Emit the data below verbatim, stripping out any pictures.

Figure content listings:
--------------------

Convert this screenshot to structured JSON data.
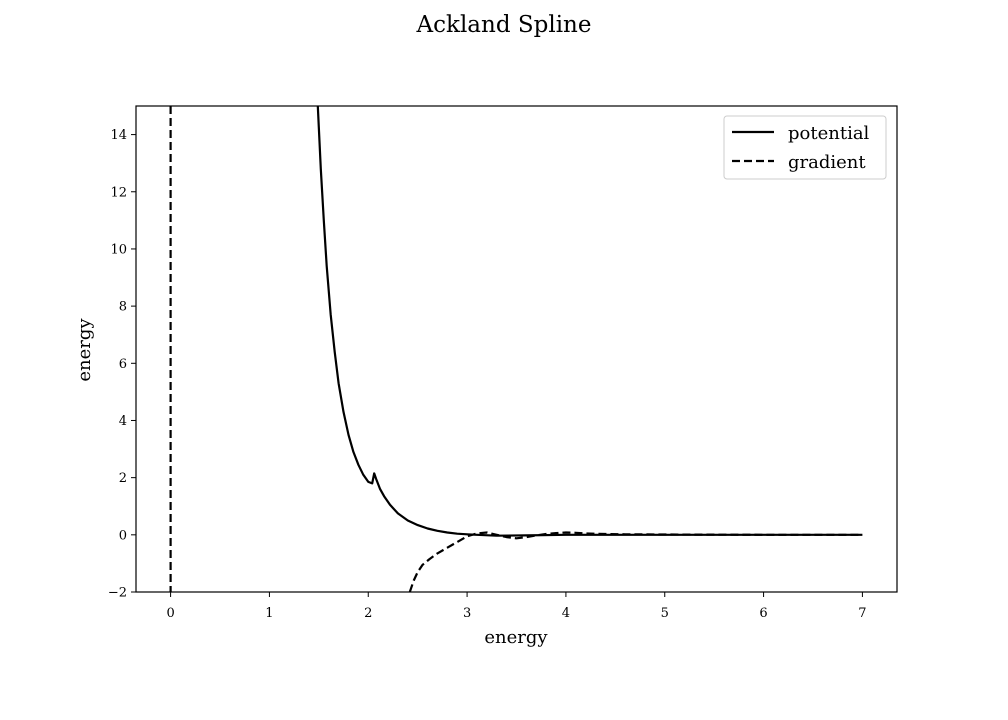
{
  "chart_data": {
    "type": "line",
    "title": "Ackland Spline",
    "xlabel": "energy",
    "ylabel": "energy",
    "xlim": [
      -0.35,
      7.35
    ],
    "ylim": [
      -2,
      15
    ],
    "xticks": [
      "0",
      "1",
      "2",
      "3",
      "4",
      "5",
      "6",
      "7"
    ],
    "yticks": [
      "−2",
      "0",
      "2",
      "4",
      "6",
      "8",
      "10",
      "12",
      "14"
    ],
    "grid": false,
    "legend_position": "top-right",
    "series": [
      {
        "name": "potential",
        "style": "solid",
        "color": "#000000",
        "x": [
          1.49,
          1.52,
          1.55,
          1.58,
          1.62,
          1.66,
          1.7,
          1.75,
          1.8,
          1.85,
          1.9,
          1.95,
          2.0,
          2.04,
          2.06,
          2.08,
          2.12,
          2.16,
          2.22,
          2.3,
          2.4,
          2.5,
          2.6,
          2.7,
          2.8,
          2.9,
          3.0,
          3.1,
          3.3,
          3.6,
          4.0,
          5.0,
          6.0,
          7.0
        ],
        "y": [
          15.0,
          12.8,
          11.0,
          9.4,
          7.7,
          6.4,
          5.3,
          4.3,
          3.5,
          2.9,
          2.45,
          2.1,
          1.85,
          1.8,
          2.15,
          1.95,
          1.6,
          1.35,
          1.05,
          0.75,
          0.5,
          0.34,
          0.22,
          0.14,
          0.08,
          0.04,
          0.02,
          0.0,
          -0.03,
          -0.02,
          0.0,
          0.0,
          0.0,
          0.0
        ]
      },
      {
        "name": "gradient",
        "style": "dashed",
        "color": "#000000",
        "segments": [
          {
            "x": [
              0.0,
              0.0
            ],
            "y": [
              15.0,
              -2.0
            ]
          },
          {
            "x": [
              2.42,
              2.46,
              2.5,
              2.55,
              2.62,
              2.7,
              2.8,
              2.9,
              3.0,
              3.1,
              3.2,
              3.3,
              3.4,
              3.5,
              3.6,
              3.7,
              3.8,
              3.9,
              4.0,
              4.1,
              4.2,
              4.4,
              4.6,
              5.0,
              6.0,
              7.0
            ],
            "y": [
              -2.0,
              -1.6,
              -1.3,
              -1.05,
              -0.85,
              -0.65,
              -0.45,
              -0.25,
              -0.05,
              0.05,
              0.08,
              0.0,
              -0.08,
              -0.12,
              -0.08,
              -0.02,
              0.03,
              0.06,
              0.08,
              0.07,
              0.05,
              0.03,
              0.02,
              0.01,
              0.0,
              0.0
            ]
          }
        ]
      }
    ]
  }
}
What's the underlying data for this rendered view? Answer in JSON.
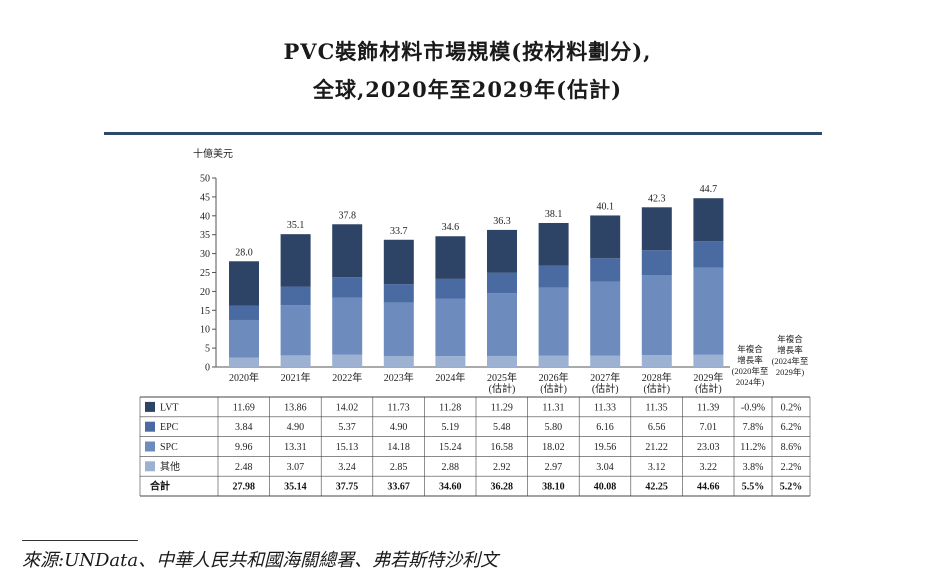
{
  "title_line1": "PVC裝飾材料市場規模(按材料劃分),",
  "title_line2": "全球,2020年至2029年(估計)",
  "source": "來源:UNData、中華人民共和國海關總署、弗若斯特沙利文",
  "chart_data": {
    "type": "bar",
    "stacked": true,
    "unit_label": "十億美元",
    "ylim": [
      0,
      50
    ],
    "yticks": [
      "0",
      "5",
      "10",
      "15",
      "20",
      "25",
      "30",
      "35",
      "40",
      "45",
      "50"
    ],
    "categories": [
      [
        "2020年"
      ],
      [
        "2021年"
      ],
      [
        "2022年"
      ],
      [
        "2023年"
      ],
      [
        "2024年"
      ],
      [
        "2025年",
        "(估計)"
      ],
      [
        "2026年",
        "(估計)"
      ],
      [
        "2027年",
        "(估計)"
      ],
      [
        "2028年",
        "(估計)"
      ],
      [
        "2029年",
        "(估計)"
      ]
    ],
    "totals_labels": [
      "28.0",
      "35.1",
      "37.8",
      "33.7",
      "34.6",
      "36.3",
      "38.1",
      "40.1",
      "42.3",
      "44.7"
    ],
    "series": [
      {
        "name": "其他",
        "color": "#9db2d2",
        "values": [
          2.48,
          3.07,
          3.24,
          2.85,
          2.88,
          2.92,
          2.97,
          3.04,
          3.12,
          3.22
        ],
        "labels": [
          "2.48",
          "3.07",
          "3.24",
          "2.85",
          "2.88",
          "2.92",
          "2.97",
          "3.04",
          "3.12",
          "3.22"
        ],
        "cagr": [
          "3.8%",
          "2.2%"
        ]
      },
      {
        "name": "SPC",
        "color": "#6d8cbd",
        "values": [
          9.96,
          13.31,
          15.13,
          14.18,
          15.24,
          16.58,
          18.02,
          19.56,
          21.22,
          23.03
        ],
        "labels": [
          "9.96",
          "13.31",
          "15.13",
          "14.18",
          "15.24",
          "16.58",
          "18.02",
          "19.56",
          "21.22",
          "23.03"
        ],
        "cagr": [
          "11.2%",
          "8.6%"
        ]
      },
      {
        "name": "EPC",
        "color": "#4a6aa2",
        "values": [
          3.84,
          4.9,
          5.37,
          4.9,
          5.19,
          5.48,
          5.8,
          6.16,
          6.56,
          7.01
        ],
        "labels": [
          "3.84",
          "4.90",
          "5.37",
          "4.90",
          "5.19",
          "5.48",
          "5.80",
          "6.16",
          "6.56",
          "7.01"
        ],
        "cagr": [
          "7.8%",
          "6.2%"
        ]
      },
      {
        "name": "LVT",
        "color": "#2d4466",
        "values": [
          11.69,
          13.86,
          14.02,
          11.73,
          11.28,
          11.29,
          11.31,
          11.33,
          11.35,
          11.39
        ],
        "labels": [
          "11.69",
          "13.86",
          "14.02",
          "11.73",
          "11.28",
          "11.29",
          "11.31",
          "11.33",
          "11.35",
          "11.39"
        ],
        "cagr": [
          "-0.9%",
          "0.2%"
        ]
      }
    ],
    "table": {
      "row_order": [
        "LVT",
        "EPC",
        "SPC",
        "其他"
      ],
      "total_label": "合計",
      "total_values": [
        "27.98",
        "35.14",
        "37.75",
        "33.67",
        "34.60",
        "36.28",
        "38.10",
        "40.08",
        "42.25",
        "44.66"
      ],
      "total_cagr": [
        "5.5%",
        "5.2%"
      ]
    },
    "cagr_headers": [
      [
        "年複合",
        "增長率",
        "(2020年至",
        "2024年)"
      ],
      [
        "年複合",
        "增長率",
        "(2024年至",
        "2029年)"
      ]
    ]
  }
}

--------------------

Result of this exercise:
Convert this screenshot to structured JSON data.
{
  "chart_data": {
    "type": "line",
    "title": "Ackland Spline",
    "xlabel": "energy",
    "ylabel": "energy",
    "xlim": [
      -0.35,
      7.35
    ],
    "ylim": [
      -2,
      15
    ],
    "xticks": [
      "0",
      "1",
      "2",
      "3",
      "4",
      "5",
      "6",
      "7"
    ],
    "yticks": [
      "−2",
      "0",
      "2",
      "4",
      "6",
      "8",
      "10",
      "12",
      "14"
    ],
    "grid": false,
    "legend_position": "top-right",
    "series": [
      {
        "name": "potential",
        "style": "solid",
        "color": "#000000",
        "x": [
          1.49,
          1.52,
          1.55,
          1.58,
          1.62,
          1.66,
          1.7,
          1.75,
          1.8,
          1.85,
          1.9,
          1.95,
          2.0,
          2.04,
          2.06,
          2.08,
          2.12,
          2.16,
          2.22,
          2.3,
          2.4,
          2.5,
          2.6,
          2.7,
          2.8,
          2.9,
          3.0,
          3.1,
          3.3,
          3.6,
          4.0,
          5.0,
          6.0,
          7.0
        ],
        "y": [
          15.0,
          12.8,
          11.0,
          9.4,
          7.7,
          6.4,
          5.3,
          4.3,
          3.5,
          2.9,
          2.45,
          2.1,
          1.85,
          1.8,
          2.15,
          1.95,
          1.6,
          1.35,
          1.05,
          0.75,
          0.5,
          0.34,
          0.22,
          0.14,
          0.08,
          0.04,
          0.02,
          0.0,
          -0.03,
          -0.02,
          0.0,
          0.0,
          0.0,
          0.0
        ]
      },
      {
        "name": "gradient",
        "style": "dashed",
        "color": "#000000",
        "segments": [
          {
            "x": [
              0.0,
              0.0
            ],
            "y": [
              15.0,
              -2.0
            ]
          },
          {
            "x": [
              2.42,
              2.46,
              2.5,
              2.55,
              2.62,
              2.7,
              2.8,
              2.9,
              3.0,
              3.1,
              3.2,
              3.3,
              3.4,
              3.5,
              3.6,
              3.7,
              3.8,
              3.9,
              4.0,
              4.1,
              4.2,
              4.4,
              4.6,
              5.0,
              6.0,
              7.0
            ],
            "y": [
              -2.0,
              -1.6,
              -1.3,
              -1.05,
              -0.85,
              -0.65,
              -0.45,
              -0.25,
              -0.05,
              0.05,
              0.08,
              0.0,
              -0.08,
              -0.12,
              -0.08,
              -0.02,
              0.03,
              0.06,
              0.08,
              0.07,
              0.05,
              0.03,
              0.02,
              0.01,
              0.0,
              0.0
            ]
          }
        ]
      }
    ]
  }
}
What's the underlying data for this rendered view? Answer in JSON.
{
  "title_line1": "PVC裝飾材料市場規模(按材料劃分),",
  "title_line2": "全球,2020年至2029年(估計)",
  "source": "來源:UNData、中華人民共和國海關總署、弗若斯特沙利文",
  "chart_data": {
    "type": "bar",
    "stacked": true,
    "unit_label": "十億美元",
    "ylim": [
      0,
      50
    ],
    "yticks": [
      "0",
      "5",
      "10",
      "15",
      "20",
      "25",
      "30",
      "35",
      "40",
      "45",
      "50"
    ],
    "categories": [
      [
        "2020年"
      ],
      [
        "2021年"
      ],
      [
        "2022年"
      ],
      [
        "2023年"
      ],
      [
        "2024年"
      ],
      [
        "2025年",
        "(估計)"
      ],
      [
        "2026年",
        "(估計)"
      ],
      [
        "2027年",
        "(估計)"
      ],
      [
        "2028年",
        "(估計)"
      ],
      [
        "2029年",
        "(估計)"
      ]
    ],
    "totals_labels": [
      "28.0",
      "35.1",
      "37.8",
      "33.7",
      "34.6",
      "36.3",
      "38.1",
      "40.1",
      "42.3",
      "44.7"
    ],
    "series": [
      {
        "name": "其他",
        "color": "#9db2d2",
        "values": [
          2.48,
          3.07,
          3.24,
          2.85,
          2.88,
          2.92,
          2.97,
          3.04,
          3.12,
          3.22
        ],
        "labels": [
          "2.48",
          "3.07",
          "3.24",
          "2.85",
          "2.88",
          "2.92",
          "2.97",
          "3.04",
          "3.12",
          "3.22"
        ],
        "cagr": [
          "3.8%",
          "2.2%"
        ]
      },
      {
        "name": "SPC",
        "color": "#6d8cbd",
        "values": [
          9.96,
          13.31,
          15.13,
          14.18,
          15.24,
          16.58,
          18.02,
          19.56,
          21.22,
          23.03
        ],
        "labels": [
          "9.96",
          "13.31",
          "15.13",
          "14.18",
          "15.24",
          "16.58",
          "18.02",
          "19.56",
          "21.22",
          "23.03"
        ],
        "cagr": [
          "11.2%",
          "8.6%"
        ]
      },
      {
        "name": "EPC",
        "color": "#4a6aa2",
        "values": [
          3.84,
          4.9,
          5.37,
          4.9,
          5.19,
          5.48,
          5.8,
          6.16,
          6.56,
          7.01
        ],
        "labels": [
          "3.84",
          "4.90",
          "5.37",
          "4.90",
          "5.19",
          "5.48",
          "5.80",
          "6.16",
          "6.56",
          "7.01"
        ],
        "cagr": [
          "7.8%",
          "6.2%"
        ]
      },
      {
        "name": "LVT",
        "color": "#2d4466",
        "values": [
          11.69,
          13.86,
          14.02,
          11.73,
          11.28,
          11.29,
          11.31,
          11.33,
          11.35,
          11.39
        ],
        "labels": [
          "11.69",
          "13.86",
          "14.02",
          "11.73",
          "11.28",
          "11.29",
          "11.31",
          "11.33",
          "11.35",
          "11.39"
        ],
        "cagr": [
          "-0.9%",
          "0.2%"
        ]
      }
    ],
    "table": {
      "row_order": [
        "LVT",
        "EPC",
        "SPC",
        "其他"
      ],
      "total_label": "合計",
      "total_values": [
        "27.98",
        "35.14",
        "37.75",
        "33.67",
        "34.60",
        "36.28",
        "38.10",
        "40.08",
        "42.25",
        "44.66"
      ],
      "total_cagr": [
        "5.5%",
        "5.2%"
      ]
    },
    "cagr_headers": [
      [
        "年複合",
        "增長率",
        "(2020年至",
        "2024年)"
      ],
      [
        "年複合",
        "增長率",
        "(2024年至",
        "2029年)"
      ]
    ]
  }
}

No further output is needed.